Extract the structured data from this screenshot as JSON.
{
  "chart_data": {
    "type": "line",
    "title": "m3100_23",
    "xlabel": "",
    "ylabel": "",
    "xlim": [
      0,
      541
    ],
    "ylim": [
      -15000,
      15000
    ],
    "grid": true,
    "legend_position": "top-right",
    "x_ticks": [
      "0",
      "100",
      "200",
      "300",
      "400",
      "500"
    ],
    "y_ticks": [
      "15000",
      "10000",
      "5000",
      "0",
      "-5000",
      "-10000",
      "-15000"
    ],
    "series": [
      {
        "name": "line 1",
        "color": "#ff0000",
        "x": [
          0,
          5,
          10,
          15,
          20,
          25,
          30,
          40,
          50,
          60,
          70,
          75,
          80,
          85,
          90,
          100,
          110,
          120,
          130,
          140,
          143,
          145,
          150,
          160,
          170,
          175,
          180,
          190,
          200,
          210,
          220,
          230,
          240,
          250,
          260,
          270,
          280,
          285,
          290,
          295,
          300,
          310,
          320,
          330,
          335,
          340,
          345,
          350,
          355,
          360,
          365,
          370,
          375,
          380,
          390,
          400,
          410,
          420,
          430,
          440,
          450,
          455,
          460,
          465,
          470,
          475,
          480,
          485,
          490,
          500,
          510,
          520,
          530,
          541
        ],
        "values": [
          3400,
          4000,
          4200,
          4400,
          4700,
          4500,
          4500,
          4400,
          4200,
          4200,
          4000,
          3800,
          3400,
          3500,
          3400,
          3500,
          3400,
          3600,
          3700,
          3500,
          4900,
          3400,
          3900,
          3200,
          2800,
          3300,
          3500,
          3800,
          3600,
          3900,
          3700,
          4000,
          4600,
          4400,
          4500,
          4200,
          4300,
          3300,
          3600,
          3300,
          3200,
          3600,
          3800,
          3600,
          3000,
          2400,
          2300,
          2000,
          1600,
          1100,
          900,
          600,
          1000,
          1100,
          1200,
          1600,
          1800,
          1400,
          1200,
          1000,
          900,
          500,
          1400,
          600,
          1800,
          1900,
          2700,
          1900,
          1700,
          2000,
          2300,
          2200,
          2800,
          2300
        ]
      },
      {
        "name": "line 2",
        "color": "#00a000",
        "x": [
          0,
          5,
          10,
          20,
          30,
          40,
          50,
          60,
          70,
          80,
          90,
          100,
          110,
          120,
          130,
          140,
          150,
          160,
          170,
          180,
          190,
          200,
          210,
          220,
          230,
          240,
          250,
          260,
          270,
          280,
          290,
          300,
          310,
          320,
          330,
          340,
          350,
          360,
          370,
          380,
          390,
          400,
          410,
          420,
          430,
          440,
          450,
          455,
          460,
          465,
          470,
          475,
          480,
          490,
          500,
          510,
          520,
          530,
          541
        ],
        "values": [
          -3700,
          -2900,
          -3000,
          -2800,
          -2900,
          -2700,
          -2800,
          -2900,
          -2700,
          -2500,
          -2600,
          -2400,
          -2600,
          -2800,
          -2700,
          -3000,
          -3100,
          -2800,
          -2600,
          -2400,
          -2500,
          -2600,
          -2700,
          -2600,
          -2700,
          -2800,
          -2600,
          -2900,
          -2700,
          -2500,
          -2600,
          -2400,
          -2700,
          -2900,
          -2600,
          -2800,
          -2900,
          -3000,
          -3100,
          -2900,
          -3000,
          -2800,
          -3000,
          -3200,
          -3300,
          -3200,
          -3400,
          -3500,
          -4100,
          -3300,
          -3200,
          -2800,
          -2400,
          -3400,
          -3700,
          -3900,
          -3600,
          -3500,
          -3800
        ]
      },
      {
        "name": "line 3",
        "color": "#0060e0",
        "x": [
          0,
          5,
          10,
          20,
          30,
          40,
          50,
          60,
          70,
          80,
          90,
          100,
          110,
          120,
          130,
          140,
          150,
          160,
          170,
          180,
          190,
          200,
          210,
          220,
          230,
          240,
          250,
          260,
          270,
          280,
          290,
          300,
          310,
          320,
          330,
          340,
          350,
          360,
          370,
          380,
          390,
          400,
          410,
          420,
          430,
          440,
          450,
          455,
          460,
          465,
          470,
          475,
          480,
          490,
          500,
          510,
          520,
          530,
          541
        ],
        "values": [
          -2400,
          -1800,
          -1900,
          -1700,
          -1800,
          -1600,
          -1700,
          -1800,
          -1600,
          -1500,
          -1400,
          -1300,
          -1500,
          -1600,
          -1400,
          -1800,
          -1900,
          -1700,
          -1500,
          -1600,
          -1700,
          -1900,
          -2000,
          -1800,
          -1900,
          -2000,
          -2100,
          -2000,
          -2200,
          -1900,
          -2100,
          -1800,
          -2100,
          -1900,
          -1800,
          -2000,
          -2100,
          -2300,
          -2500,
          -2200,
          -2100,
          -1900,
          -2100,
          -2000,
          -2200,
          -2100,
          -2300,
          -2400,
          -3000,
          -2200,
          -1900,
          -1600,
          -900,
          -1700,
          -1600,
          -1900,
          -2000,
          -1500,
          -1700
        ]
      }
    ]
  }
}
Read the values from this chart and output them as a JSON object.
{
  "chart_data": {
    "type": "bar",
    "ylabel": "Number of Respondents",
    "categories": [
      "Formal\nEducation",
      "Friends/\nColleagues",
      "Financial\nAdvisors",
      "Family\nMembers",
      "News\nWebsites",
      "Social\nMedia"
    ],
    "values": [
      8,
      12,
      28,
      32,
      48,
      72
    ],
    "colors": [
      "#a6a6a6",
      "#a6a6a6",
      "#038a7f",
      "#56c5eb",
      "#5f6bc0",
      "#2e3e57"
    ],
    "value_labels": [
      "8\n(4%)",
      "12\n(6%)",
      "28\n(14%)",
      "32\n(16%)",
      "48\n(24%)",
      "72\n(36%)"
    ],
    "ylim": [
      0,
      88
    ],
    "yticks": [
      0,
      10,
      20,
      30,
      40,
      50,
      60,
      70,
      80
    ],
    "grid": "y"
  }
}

____

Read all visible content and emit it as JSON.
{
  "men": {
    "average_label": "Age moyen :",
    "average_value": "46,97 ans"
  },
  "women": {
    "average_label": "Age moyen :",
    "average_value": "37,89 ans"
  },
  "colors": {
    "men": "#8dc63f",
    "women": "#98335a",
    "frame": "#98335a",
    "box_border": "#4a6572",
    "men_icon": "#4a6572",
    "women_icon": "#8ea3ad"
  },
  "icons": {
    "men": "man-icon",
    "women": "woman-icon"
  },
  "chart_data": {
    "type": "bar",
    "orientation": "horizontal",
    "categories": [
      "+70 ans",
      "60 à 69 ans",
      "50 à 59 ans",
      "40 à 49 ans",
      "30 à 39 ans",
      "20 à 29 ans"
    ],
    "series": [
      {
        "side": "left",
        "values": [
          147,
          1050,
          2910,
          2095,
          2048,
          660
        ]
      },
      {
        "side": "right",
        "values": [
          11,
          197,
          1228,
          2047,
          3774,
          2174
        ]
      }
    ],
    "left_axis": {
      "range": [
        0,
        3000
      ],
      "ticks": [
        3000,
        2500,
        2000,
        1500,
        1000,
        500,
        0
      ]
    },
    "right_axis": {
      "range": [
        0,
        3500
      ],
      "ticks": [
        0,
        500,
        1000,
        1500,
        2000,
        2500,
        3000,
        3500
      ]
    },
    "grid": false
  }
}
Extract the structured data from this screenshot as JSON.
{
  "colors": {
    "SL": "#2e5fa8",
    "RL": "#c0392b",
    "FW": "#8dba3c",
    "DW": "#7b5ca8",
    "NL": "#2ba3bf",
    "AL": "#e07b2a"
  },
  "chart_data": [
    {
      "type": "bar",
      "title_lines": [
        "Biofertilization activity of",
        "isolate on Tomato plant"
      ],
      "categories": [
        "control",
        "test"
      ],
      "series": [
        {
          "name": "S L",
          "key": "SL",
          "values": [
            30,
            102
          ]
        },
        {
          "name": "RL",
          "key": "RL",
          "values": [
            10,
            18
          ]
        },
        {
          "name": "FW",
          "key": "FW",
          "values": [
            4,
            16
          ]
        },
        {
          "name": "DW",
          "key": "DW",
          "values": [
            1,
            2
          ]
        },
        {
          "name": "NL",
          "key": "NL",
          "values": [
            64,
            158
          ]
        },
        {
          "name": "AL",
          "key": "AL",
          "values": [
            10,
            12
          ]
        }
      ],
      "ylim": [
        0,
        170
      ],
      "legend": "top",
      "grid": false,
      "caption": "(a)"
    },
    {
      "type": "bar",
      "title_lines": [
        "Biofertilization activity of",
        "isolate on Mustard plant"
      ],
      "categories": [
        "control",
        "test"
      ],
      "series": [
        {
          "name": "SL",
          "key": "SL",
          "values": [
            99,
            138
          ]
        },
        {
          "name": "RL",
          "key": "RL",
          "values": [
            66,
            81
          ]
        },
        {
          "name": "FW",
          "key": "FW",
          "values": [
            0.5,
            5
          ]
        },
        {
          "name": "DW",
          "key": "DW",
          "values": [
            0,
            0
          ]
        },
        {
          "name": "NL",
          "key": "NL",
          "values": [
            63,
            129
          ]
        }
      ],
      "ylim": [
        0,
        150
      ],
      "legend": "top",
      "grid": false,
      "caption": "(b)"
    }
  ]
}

____

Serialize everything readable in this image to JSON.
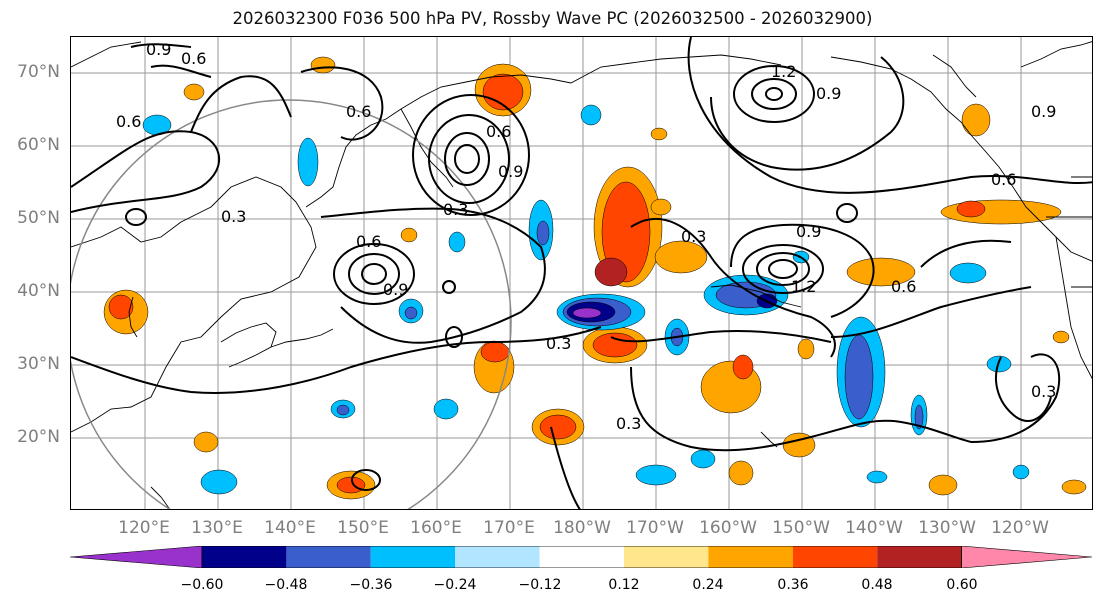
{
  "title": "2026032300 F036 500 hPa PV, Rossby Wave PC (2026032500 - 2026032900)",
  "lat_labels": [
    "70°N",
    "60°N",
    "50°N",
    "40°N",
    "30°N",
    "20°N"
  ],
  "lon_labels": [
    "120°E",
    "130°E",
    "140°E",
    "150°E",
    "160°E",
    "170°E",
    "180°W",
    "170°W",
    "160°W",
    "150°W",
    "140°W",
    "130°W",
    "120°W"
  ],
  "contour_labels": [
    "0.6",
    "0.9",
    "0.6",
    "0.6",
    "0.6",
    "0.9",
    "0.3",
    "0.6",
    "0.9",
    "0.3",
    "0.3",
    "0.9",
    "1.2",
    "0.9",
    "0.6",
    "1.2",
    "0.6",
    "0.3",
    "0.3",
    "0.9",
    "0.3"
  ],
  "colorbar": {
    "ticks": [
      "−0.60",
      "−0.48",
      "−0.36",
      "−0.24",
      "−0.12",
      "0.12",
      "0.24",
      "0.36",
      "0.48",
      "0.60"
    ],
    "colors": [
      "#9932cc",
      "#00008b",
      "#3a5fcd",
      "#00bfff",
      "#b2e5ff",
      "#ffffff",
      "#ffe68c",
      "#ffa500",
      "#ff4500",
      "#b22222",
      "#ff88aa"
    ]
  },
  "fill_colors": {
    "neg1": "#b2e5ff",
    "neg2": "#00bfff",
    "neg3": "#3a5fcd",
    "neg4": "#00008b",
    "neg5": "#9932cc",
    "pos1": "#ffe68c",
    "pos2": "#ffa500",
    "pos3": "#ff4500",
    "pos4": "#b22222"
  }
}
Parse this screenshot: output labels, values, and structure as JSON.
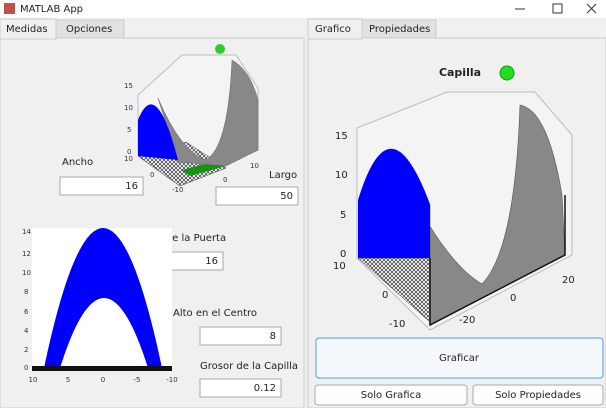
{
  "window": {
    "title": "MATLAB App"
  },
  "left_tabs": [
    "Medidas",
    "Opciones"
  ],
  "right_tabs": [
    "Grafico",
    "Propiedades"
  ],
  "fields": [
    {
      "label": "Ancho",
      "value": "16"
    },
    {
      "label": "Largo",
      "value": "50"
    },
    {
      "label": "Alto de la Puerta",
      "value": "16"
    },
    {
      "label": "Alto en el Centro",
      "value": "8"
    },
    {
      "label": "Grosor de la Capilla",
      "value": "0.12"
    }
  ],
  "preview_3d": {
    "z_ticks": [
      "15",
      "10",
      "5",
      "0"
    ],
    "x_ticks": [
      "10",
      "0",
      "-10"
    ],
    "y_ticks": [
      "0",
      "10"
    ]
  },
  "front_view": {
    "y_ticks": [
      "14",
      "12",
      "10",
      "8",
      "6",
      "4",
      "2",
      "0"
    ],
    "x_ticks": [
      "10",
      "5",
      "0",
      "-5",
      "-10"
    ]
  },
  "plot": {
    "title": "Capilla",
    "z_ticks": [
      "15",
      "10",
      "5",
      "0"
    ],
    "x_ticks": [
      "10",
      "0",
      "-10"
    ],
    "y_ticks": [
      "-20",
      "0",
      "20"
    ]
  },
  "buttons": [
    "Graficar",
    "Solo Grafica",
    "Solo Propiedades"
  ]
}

____

# TASK GOAL
Copy out all lines where the word "plant" appears.

# RESULT OF THIS EXERCISE
        "isolate on Tomato plant"
        "isolate on Mustard plant"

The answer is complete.